- [RECORDS FOR THIS EXERCISE]:

==========

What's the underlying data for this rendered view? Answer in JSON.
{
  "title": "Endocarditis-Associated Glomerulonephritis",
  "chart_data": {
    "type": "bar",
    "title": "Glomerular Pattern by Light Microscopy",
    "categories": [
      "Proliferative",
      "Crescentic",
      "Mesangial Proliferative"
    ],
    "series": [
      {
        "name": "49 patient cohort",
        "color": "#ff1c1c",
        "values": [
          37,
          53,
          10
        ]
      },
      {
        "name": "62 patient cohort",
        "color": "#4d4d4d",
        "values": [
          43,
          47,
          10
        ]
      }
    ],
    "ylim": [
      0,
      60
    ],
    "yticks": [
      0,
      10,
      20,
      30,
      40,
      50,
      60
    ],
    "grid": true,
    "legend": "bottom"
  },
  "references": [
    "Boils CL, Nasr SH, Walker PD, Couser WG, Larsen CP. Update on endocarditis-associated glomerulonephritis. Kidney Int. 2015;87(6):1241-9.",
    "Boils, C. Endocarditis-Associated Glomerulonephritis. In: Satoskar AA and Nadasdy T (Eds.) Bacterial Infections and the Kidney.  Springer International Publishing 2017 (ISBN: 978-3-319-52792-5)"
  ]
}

==========

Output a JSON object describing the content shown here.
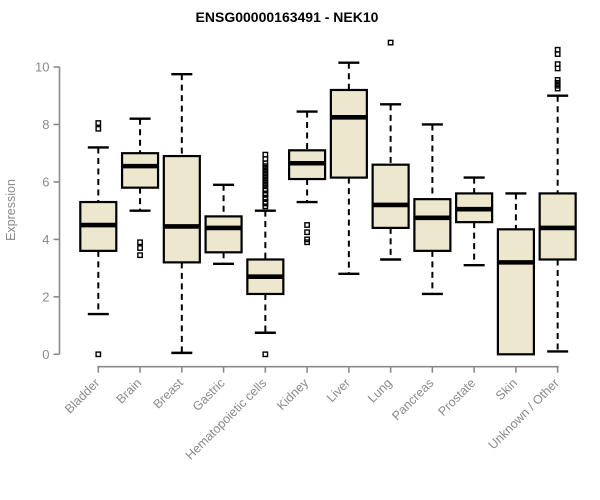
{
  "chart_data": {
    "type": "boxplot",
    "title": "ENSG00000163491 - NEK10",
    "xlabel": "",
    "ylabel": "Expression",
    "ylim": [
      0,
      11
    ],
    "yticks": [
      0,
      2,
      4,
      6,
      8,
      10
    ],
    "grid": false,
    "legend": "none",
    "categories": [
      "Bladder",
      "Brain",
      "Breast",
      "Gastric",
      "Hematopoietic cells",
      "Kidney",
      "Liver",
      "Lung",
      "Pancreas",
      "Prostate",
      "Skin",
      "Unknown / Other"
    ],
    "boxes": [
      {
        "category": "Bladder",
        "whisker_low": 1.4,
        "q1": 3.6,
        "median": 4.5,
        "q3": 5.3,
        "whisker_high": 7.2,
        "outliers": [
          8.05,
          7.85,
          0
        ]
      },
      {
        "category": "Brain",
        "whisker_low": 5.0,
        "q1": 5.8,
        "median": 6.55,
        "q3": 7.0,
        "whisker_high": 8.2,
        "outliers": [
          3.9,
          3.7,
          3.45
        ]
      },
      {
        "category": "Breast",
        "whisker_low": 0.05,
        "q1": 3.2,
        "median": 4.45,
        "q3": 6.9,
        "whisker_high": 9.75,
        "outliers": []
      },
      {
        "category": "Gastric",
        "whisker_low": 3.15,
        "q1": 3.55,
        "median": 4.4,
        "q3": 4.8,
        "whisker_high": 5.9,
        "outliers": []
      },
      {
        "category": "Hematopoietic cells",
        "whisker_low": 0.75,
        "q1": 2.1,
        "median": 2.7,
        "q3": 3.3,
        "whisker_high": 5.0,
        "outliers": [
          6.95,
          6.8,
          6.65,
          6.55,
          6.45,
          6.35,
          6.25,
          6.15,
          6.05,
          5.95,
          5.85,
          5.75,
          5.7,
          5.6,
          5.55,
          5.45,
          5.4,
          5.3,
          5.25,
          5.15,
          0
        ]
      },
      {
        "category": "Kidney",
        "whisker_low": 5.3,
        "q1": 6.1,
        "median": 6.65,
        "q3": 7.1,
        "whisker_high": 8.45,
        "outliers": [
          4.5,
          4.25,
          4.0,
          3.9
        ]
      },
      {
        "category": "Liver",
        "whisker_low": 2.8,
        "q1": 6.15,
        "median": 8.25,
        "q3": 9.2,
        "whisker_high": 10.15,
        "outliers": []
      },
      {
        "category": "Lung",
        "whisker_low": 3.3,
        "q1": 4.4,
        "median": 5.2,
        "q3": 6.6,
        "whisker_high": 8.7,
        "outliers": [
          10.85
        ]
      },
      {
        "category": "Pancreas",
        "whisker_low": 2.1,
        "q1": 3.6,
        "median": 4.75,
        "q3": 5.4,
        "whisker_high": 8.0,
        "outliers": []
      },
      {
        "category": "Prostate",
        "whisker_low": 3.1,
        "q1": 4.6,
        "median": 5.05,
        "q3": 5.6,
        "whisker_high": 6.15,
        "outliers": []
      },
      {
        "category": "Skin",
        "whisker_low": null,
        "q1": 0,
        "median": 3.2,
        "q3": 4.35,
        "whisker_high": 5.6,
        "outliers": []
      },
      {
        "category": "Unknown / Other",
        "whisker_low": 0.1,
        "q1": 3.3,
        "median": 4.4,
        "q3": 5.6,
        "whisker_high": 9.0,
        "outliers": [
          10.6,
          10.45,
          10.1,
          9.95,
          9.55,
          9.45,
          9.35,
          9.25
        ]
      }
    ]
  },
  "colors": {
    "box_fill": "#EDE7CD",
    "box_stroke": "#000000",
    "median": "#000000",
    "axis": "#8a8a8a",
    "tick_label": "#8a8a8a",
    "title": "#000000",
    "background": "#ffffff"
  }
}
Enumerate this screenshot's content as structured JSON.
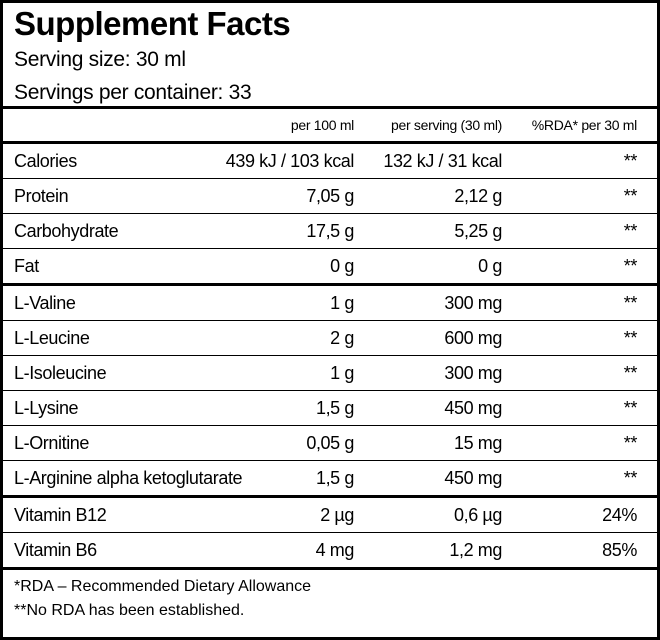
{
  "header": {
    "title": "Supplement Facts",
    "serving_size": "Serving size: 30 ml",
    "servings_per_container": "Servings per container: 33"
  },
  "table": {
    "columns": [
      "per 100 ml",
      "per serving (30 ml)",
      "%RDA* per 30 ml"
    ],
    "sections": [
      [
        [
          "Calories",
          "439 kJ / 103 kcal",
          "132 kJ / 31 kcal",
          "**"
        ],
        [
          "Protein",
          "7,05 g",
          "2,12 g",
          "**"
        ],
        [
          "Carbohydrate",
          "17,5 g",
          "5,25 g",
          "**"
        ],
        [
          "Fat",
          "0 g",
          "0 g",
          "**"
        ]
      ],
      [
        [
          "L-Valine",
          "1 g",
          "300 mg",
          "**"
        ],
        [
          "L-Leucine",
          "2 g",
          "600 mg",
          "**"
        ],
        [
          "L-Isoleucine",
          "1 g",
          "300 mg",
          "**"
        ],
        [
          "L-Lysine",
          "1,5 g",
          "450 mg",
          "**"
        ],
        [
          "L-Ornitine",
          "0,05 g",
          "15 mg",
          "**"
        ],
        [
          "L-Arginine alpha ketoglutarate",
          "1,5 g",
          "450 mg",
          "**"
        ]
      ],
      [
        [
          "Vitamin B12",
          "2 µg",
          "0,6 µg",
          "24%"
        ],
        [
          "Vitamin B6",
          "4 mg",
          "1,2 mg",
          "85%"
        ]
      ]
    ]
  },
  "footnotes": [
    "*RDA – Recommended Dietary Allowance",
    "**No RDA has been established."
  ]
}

==========

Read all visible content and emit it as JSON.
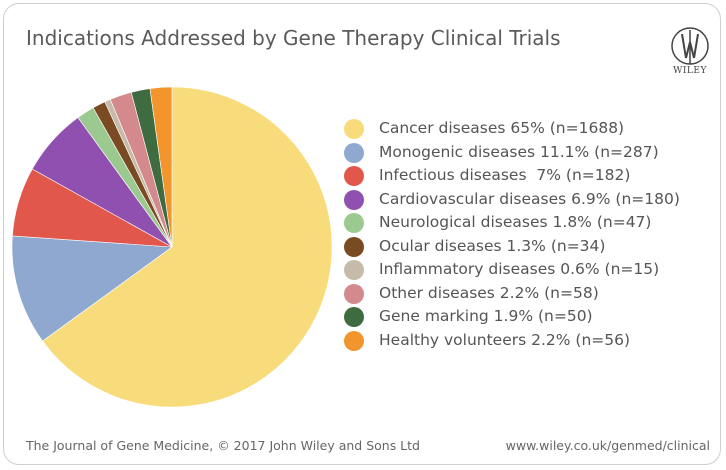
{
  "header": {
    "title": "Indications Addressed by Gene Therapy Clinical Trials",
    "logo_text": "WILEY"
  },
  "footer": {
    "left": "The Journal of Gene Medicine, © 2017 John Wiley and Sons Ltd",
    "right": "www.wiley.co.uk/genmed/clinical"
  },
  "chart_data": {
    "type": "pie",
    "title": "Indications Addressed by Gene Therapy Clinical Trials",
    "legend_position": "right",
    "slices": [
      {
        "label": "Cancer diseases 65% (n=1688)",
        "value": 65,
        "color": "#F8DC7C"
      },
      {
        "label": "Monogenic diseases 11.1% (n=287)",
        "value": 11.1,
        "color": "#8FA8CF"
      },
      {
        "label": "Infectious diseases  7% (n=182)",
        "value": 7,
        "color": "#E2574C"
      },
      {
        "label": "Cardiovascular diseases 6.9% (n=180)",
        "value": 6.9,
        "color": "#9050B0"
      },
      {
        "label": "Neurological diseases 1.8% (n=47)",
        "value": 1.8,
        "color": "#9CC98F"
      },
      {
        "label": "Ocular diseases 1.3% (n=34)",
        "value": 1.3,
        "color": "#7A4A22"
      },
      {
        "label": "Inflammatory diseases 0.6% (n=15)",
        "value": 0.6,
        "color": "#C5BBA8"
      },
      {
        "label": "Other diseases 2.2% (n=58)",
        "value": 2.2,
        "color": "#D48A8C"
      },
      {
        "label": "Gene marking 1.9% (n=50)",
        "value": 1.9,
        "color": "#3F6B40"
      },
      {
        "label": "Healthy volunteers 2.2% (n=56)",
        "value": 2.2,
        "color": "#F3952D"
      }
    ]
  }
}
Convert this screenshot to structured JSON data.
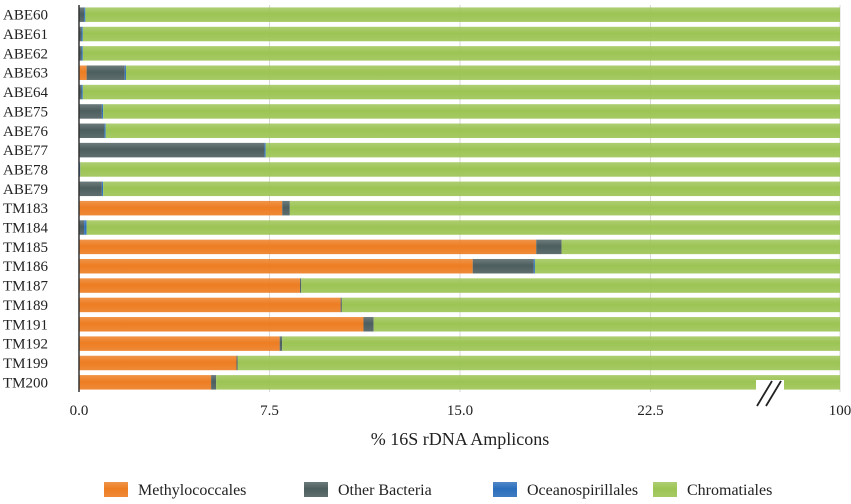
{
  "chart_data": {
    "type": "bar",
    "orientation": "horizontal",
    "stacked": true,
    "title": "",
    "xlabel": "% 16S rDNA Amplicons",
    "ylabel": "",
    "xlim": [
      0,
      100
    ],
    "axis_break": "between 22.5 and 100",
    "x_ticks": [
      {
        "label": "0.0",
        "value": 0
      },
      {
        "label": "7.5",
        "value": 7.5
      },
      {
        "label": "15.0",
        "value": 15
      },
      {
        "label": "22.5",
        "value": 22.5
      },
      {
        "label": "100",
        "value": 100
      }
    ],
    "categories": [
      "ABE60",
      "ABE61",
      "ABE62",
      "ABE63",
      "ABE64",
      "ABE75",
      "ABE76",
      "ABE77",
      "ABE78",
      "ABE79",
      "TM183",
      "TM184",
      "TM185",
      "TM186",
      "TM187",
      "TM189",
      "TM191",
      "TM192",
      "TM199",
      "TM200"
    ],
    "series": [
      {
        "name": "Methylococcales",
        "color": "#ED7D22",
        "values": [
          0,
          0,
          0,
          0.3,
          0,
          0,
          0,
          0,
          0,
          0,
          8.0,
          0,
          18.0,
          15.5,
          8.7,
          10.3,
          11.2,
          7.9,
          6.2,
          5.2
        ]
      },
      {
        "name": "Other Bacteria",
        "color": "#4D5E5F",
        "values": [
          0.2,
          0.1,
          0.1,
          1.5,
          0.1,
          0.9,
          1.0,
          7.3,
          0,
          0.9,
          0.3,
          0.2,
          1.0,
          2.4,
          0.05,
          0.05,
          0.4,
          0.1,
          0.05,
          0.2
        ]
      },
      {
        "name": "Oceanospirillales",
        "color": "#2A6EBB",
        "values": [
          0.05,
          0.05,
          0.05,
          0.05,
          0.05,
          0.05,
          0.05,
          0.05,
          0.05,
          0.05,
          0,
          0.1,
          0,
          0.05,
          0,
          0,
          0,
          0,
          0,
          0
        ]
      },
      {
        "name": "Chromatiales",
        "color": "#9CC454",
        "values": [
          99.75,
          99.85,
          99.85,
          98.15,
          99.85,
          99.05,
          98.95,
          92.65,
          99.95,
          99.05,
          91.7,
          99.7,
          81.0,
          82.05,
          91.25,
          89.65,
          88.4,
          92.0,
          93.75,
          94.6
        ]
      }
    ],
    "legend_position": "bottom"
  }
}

==========

- [YOUR GOAL]:
Every line above that holds the string "cells" should be returned.

- [ANSWER SPACE]:
      "Hematopoietic cells",
        "category": "Hematopoietic cells",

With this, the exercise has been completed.